**PROVIDED DATA:**
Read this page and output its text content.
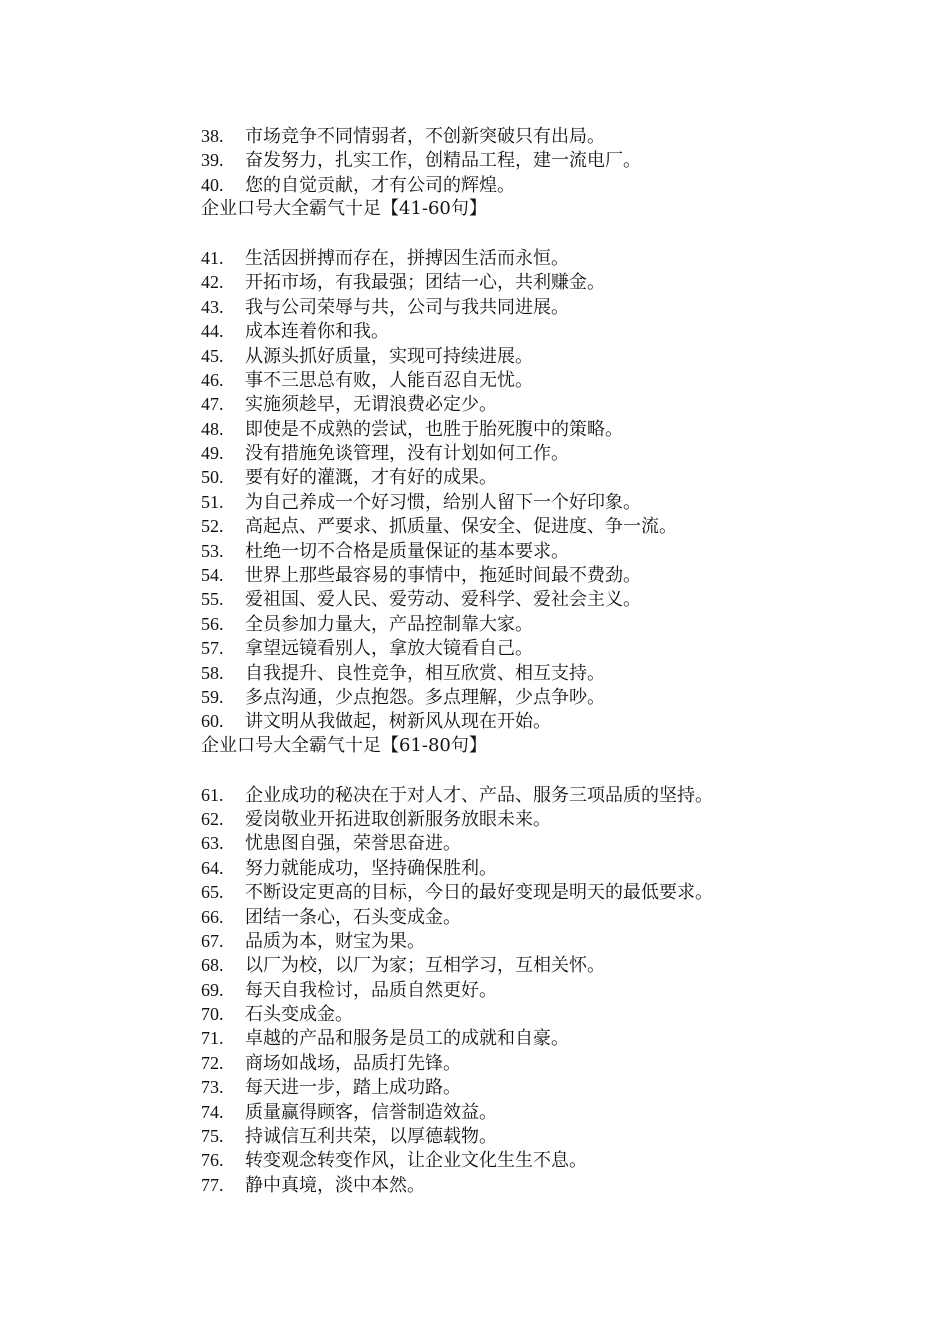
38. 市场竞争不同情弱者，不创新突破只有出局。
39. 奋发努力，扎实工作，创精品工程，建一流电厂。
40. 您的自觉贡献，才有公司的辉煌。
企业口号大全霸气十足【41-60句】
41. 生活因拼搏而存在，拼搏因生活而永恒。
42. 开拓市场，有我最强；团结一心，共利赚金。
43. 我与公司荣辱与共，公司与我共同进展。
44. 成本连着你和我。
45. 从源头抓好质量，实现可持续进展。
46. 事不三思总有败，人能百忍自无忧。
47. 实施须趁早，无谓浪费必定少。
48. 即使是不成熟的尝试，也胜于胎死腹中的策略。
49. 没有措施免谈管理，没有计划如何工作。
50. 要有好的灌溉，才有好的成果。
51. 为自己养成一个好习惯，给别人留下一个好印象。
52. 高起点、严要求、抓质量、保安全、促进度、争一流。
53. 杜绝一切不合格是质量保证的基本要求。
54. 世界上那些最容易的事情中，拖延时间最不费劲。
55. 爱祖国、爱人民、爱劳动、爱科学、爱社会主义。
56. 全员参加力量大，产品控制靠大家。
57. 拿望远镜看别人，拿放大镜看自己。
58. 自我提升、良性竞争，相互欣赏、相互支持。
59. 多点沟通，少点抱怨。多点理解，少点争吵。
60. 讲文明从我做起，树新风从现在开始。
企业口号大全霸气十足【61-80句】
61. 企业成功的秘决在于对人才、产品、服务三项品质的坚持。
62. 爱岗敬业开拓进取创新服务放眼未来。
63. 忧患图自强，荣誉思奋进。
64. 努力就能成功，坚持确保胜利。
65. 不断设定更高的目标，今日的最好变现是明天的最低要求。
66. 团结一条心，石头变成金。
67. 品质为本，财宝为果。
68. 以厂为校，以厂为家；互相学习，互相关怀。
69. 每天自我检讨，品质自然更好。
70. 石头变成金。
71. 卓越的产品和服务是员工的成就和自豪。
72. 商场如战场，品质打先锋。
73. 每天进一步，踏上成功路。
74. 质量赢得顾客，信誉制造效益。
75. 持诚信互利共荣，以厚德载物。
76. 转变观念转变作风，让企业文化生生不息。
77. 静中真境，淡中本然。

**AIM OF THE TASK:** Set down the material exactly, every line of it, except for the pictures.

**SOLUTION TO THIS PROBLEM:**
Read this page and output its text content.
38. 市场竞争不同情弱者，不创新突破只有出局。
39. 奋发努力，扎实工作，创精品工程，建一流电厂。
40. 您的自觉贡献，才有公司的辉煌。
企业口号大全霸气十足【41-60句】
41. 生活因拼搏而存在，拼搏因生活而永恒。
42. 开拓市场，有我最强；团结一心，共利赚金。
43. 我与公司荣辱与共，公司与我共同进展。
44. 成本连着你和我。
45. 从源头抓好质量，实现可持续进展。
46. 事不三思总有败，人能百忍自无忧。
47. 实施须趁早，无谓浪费必定少。
48. 即使是不成熟的尝试，也胜于胎死腹中的策略。
49. 没有措施免谈管理，没有计划如何工作。
50. 要有好的灌溉，才有好的成果。
51. 为自己养成一个好习惯，给别人留下一个好印象。
52. 高起点、严要求、抓质量、保安全、促进度、争一流。
53. 杜绝一切不合格是质量保证的基本要求。
54. 世界上那些最容易的事情中，拖延时间最不费劲。
55. 爱祖国、爱人民、爱劳动、爱科学、爱社会主义。
56. 全员参加力量大，产品控制靠大家。
57. 拿望远镜看别人，拿放大镜看自己。
58. 自我提升、良性竞争，相互欣赏、相互支持。
59. 多点沟通，少点抱怨。多点理解，少点争吵。
60. 讲文明从我做起，树新风从现在开始。
企业口号大全霸气十足【61-80句】
61. 企业成功的秘决在于对人才、产品、服务三项品质的坚持。
62. 爱岗敬业开拓进取创新服务放眼未来。
63. 忧患图自强，荣誉思奋进。
64. 努力就能成功，坚持确保胜利。
65. 不断设定更高的目标，今日的最好变现是明天的最低要求。
66. 团结一条心，石头变成金。
67. 品质为本，财宝为果。
68. 以厂为校，以厂为家；互相学习，互相关怀。
69. 每天自我检讨，品质自然更好。
70. 石头变成金。
71. 卓越的产品和服务是员工的成就和自豪。
72. 商场如战场，品质打先锋。
73. 每天进一步，踏上成功路。
74. 质量赢得顾客，信誉制造效益。
75. 持诚信互利共荣，以厚德载物。
76. 转变观念转变作风，让企业文化生生不息。
77. 静中真境，淡中本然。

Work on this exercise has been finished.